Objet de la tâche. Reproduisez fidèlement, ligne par ligne, l'ensemble des enregistrements ci-dessous, sans y inclure les images.
======
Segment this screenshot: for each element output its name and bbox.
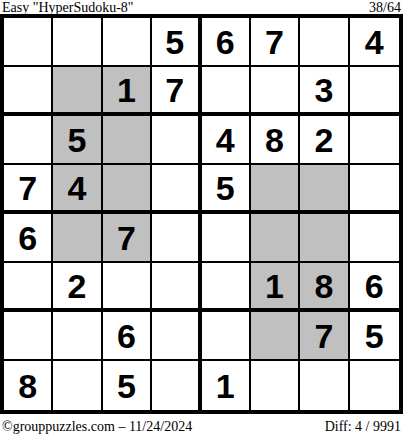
- cell-r2c6-empty[interactable]: [251, 67, 300, 116]
- cell-r7c4-empty[interactable]: [152, 312, 201, 361]
- cell-r5c7-empty[interactable]: [300, 214, 349, 263]
- cell-r5c6-empty[interactable]: [251, 214, 300, 263]
- cell-r1c5-given[interactable]: 6: [202, 18, 251, 67]
- puzzle-header: Easy "HyperSudoku-8" 38/64: [0, 0, 403, 14]
- cell-r1c6-given[interactable]: 7: [251, 18, 300, 67]
- cell-r2c2-empty[interactable]: [53, 67, 102, 116]
- cell-r1c3-empty[interactable]: [103, 18, 152, 67]
- cell-r5c5-empty[interactable]: [202, 214, 251, 263]
- cell-r8c5-given[interactable]: 1: [202, 361, 251, 410]
- cell-r6c1-empty[interactable]: [4, 263, 53, 312]
- cell-r6c7-given[interactable]: 8: [300, 263, 349, 312]
- cell-r1c1-empty[interactable]: [4, 18, 53, 67]
- cell-r5c2-empty[interactable]: [53, 214, 102, 263]
- puzzle-footer: ©grouppuzzles.com – 11/24/2024 Diff: 4 /…: [0, 414, 403, 437]
- cell-r2c8-empty[interactable]: [350, 67, 399, 116]
- cell-r7c3-given[interactable]: 6: [103, 312, 152, 361]
- cell-r8c6-empty[interactable]: [251, 361, 300, 410]
- cell-r4c3-empty[interactable]: [103, 165, 152, 214]
- cell-r8c1-given[interactable]: 8: [4, 361, 53, 410]
- cell-r6c5-empty[interactable]: [202, 263, 251, 312]
- cell-r4c5-given[interactable]: 5: [202, 165, 251, 214]
- cell-r3c6-given[interactable]: 8: [251, 116, 300, 165]
- cell-r5c1-given[interactable]: 6: [4, 214, 53, 263]
- cell-r7c8-given[interactable]: 5: [350, 312, 399, 361]
- cell-r4c1-given[interactable]: 7: [4, 165, 53, 214]
- cell-r4c6-empty[interactable]: [251, 165, 300, 214]
- puzzle-page: Easy "HyperSudoku-8" 38/64 5674173548274…: [0, 0, 403, 437]
- cell-r5c3-given[interactable]: 7: [103, 214, 152, 263]
- cell-r1c8-given[interactable]: 4: [350, 18, 399, 67]
- cell-r3c8-empty[interactable]: [350, 116, 399, 165]
- cell-r2c7-given[interactable]: 3: [300, 67, 349, 116]
- cell-r6c6-given[interactable]: 1: [251, 263, 300, 312]
- cell-r6c4-empty[interactable]: [152, 263, 201, 312]
- cell-r3c5-given[interactable]: 4: [202, 116, 251, 165]
- cell-r2c5-empty[interactable]: [202, 67, 251, 116]
- cell-r2c1-empty[interactable]: [4, 67, 53, 116]
- cell-r3c2-given[interactable]: 5: [53, 116, 102, 165]
- cell-r8c2-empty[interactable]: [53, 361, 102, 410]
- cell-r4c7-empty[interactable]: [300, 165, 349, 214]
- cell-r7c5-empty[interactable]: [202, 312, 251, 361]
- cell-r8c8-empty[interactable]: [350, 361, 399, 410]
- cell-r1c2-empty[interactable]: [53, 18, 102, 67]
- cell-r4c4-empty[interactable]: [152, 165, 201, 214]
- cell-r1c4-given[interactable]: 5: [152, 18, 201, 67]
- cell-r4c2-given[interactable]: 4: [53, 165, 102, 214]
- cell-r6c3-empty[interactable]: [103, 263, 152, 312]
- cell-r4c8-empty[interactable]: [350, 165, 399, 214]
- cell-r1c7-empty[interactable]: [300, 18, 349, 67]
- cell-r3c4-empty[interactable]: [152, 116, 201, 165]
- cell-r8c3-given[interactable]: 5: [103, 361, 152, 410]
- cell-r7c6-empty[interactable]: [251, 312, 300, 361]
- cell-r7c7-given[interactable]: 7: [300, 312, 349, 361]
- puzzle-title: Easy "HyperSudoku-8": [2, 1, 134, 14]
- cell-r2c4-given[interactable]: 7: [152, 67, 201, 116]
- cell-r8c4-empty[interactable]: [152, 361, 201, 410]
- cell-r7c2-empty[interactable]: [53, 312, 102, 361]
- cell-r3c1-empty[interactable]: [4, 116, 53, 165]
- cell-r7c1-empty[interactable]: [4, 312, 53, 361]
- copyright-credit: ©grouppuzzles.com – 11/24/2024: [2, 419, 192, 434]
- cell-r5c8-empty[interactable]: [350, 214, 399, 263]
- empty-cell-counter: 38/64: [369, 1, 401, 14]
- cell-r6c8-given[interactable]: 6: [350, 263, 399, 312]
- cell-r3c3-empty[interactable]: [103, 116, 152, 165]
- cell-r6c2-given[interactable]: 2: [53, 263, 102, 312]
- difficulty-label: Diff: 4 / 9991: [325, 419, 401, 434]
- cell-r2c3-given[interactable]: 1: [103, 67, 152, 116]
- cell-r8c7-empty[interactable]: [300, 361, 349, 410]
- sudoku-board: 56741735482745672186675851: [0, 14, 403, 414]
- cell-r3c7-given[interactable]: 2: [300, 116, 349, 165]
- cell-r5c4-empty[interactable]: [152, 214, 201, 263]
======
Résultat de l'exercice.
Segment this screenshot: for each element output its name and bbox.
- cell-r2c6-empty[interactable]: [251, 67, 300, 116]
- cell-r7c4-empty[interactable]: [152, 312, 201, 361]
- cell-r5c7-empty[interactable]: [300, 214, 349, 263]
- cell-r5c6-empty[interactable]: [251, 214, 300, 263]
- cell-r1c5-given[interactable]: 6: [202, 18, 251, 67]
- puzzle-header: Easy "HyperSudoku-8" 38/64: [0, 0, 403, 14]
- cell-r1c6-given[interactable]: 7: [251, 18, 300, 67]
- cell-r2c2-empty[interactable]: [53, 67, 102, 116]
- cell-r1c3-empty[interactable]: [103, 18, 152, 67]
- cell-r5c5-empty[interactable]: [202, 214, 251, 263]
- cell-r8c5-given[interactable]: 1: [202, 361, 251, 410]
- cell-r6c1-empty[interactable]: [4, 263, 53, 312]
- cell-r6c7-given[interactable]: 8: [300, 263, 349, 312]
- cell-r1c1-empty[interactable]: [4, 18, 53, 67]
- cell-r5c2-empty[interactable]: [53, 214, 102, 263]
- puzzle-footer: ©grouppuzzles.com – 11/24/2024 Diff: 4 /…: [0, 414, 403, 437]
- cell-r2c8-empty[interactable]: [350, 67, 399, 116]
- cell-r7c3-given[interactable]: 6: [103, 312, 152, 361]
- cell-r8c6-empty[interactable]: [251, 361, 300, 410]
- cell-r4c3-empty[interactable]: [103, 165, 152, 214]
- cell-r8c1-given[interactable]: 8: [4, 361, 53, 410]
- cell-r6c5-empty[interactable]: [202, 263, 251, 312]
- cell-r4c5-given[interactable]: 5: [202, 165, 251, 214]
- cell-r3c6-given[interactable]: 8: [251, 116, 300, 165]
- cell-r5c1-given[interactable]: 6: [4, 214, 53, 263]
- cell-r7c8-given[interactable]: 5: [350, 312, 399, 361]
- cell-r4c1-given[interactable]: 7: [4, 165, 53, 214]
- cell-r4c6-empty[interactable]: [251, 165, 300, 214]
- puzzle-page: Easy "HyperSudoku-8" 38/64 5674173548274…: [0, 0, 403, 437]
- cell-r5c3-given[interactable]: 7: [103, 214, 152, 263]
- cell-r1c8-given[interactable]: 4: [350, 18, 399, 67]
- cell-r3c8-empty[interactable]: [350, 116, 399, 165]
- cell-r2c7-given[interactable]: 3: [300, 67, 349, 116]
- cell-r6c6-given[interactable]: 1: [251, 263, 300, 312]
- cell-r6c4-empty[interactable]: [152, 263, 201, 312]
- cell-r3c5-given[interactable]: 4: [202, 116, 251, 165]
- cell-r2c5-empty[interactable]: [202, 67, 251, 116]
- cell-r2c1-empty[interactable]: [4, 67, 53, 116]
- cell-r3c2-given[interactable]: 5: [53, 116, 102, 165]
- cell-r8c2-empty[interactable]: [53, 361, 102, 410]
- cell-r4c7-empty[interactable]: [300, 165, 349, 214]
- cell-r7c5-empty[interactable]: [202, 312, 251, 361]
- cell-r8c8-empty[interactable]: [350, 361, 399, 410]
- cell-r1c2-empty[interactable]: [53, 18, 102, 67]
- cell-r4c4-empty[interactable]: [152, 165, 201, 214]
- cell-r1c4-given[interactable]: 5: [152, 18, 201, 67]
- cell-r4c2-given[interactable]: 4: [53, 165, 102, 214]
- cell-r6c3-empty[interactable]: [103, 263, 152, 312]
- cell-r4c8-empty[interactable]: [350, 165, 399, 214]
- cell-r1c7-empty[interactable]: [300, 18, 349, 67]
- cell-r3c4-empty[interactable]: [152, 116, 201, 165]
- cell-r8c3-given[interactable]: 5: [103, 361, 152, 410]
- cell-r7c6-empty[interactable]: [251, 312, 300, 361]
- cell-r7c7-given[interactable]: 7: [300, 312, 349, 361]
- puzzle-title: Easy "HyperSudoku-8": [2, 1, 134, 14]
- cell-r2c4-given[interactable]: 7: [152, 67, 201, 116]
- cell-r8c4-empty[interactable]: [152, 361, 201, 410]
- cell-r7c2-empty[interactable]: [53, 312, 102, 361]
- cell-r3c1-empty[interactable]: [4, 116, 53, 165]
- cell-r7c1-empty[interactable]: [4, 312, 53, 361]
- copyright-credit: ©grouppuzzles.com – 11/24/2024: [2, 419, 192, 434]
- cell-r5c8-empty[interactable]: [350, 214, 399, 263]
- empty-cell-counter: 38/64: [369, 1, 401, 14]
- cell-r6c8-given[interactable]: 6: [350, 263, 399, 312]
- cell-r3c3-empty[interactable]: [103, 116, 152, 165]
- cell-r6c2-given[interactable]: 2: [53, 263, 102, 312]
- difficulty-label: Diff: 4 / 9991: [325, 419, 401, 434]
- cell-r2c3-given[interactable]: 1: [103, 67, 152, 116]
- cell-r8c7-empty[interactable]: [300, 361, 349, 410]
- sudoku-board: 56741735482745672186675851: [0, 14, 403, 414]
- cell-r3c7-given[interactable]: 2: [300, 116, 349, 165]
- cell-r5c4-empty[interactable]: [152, 214, 201, 263]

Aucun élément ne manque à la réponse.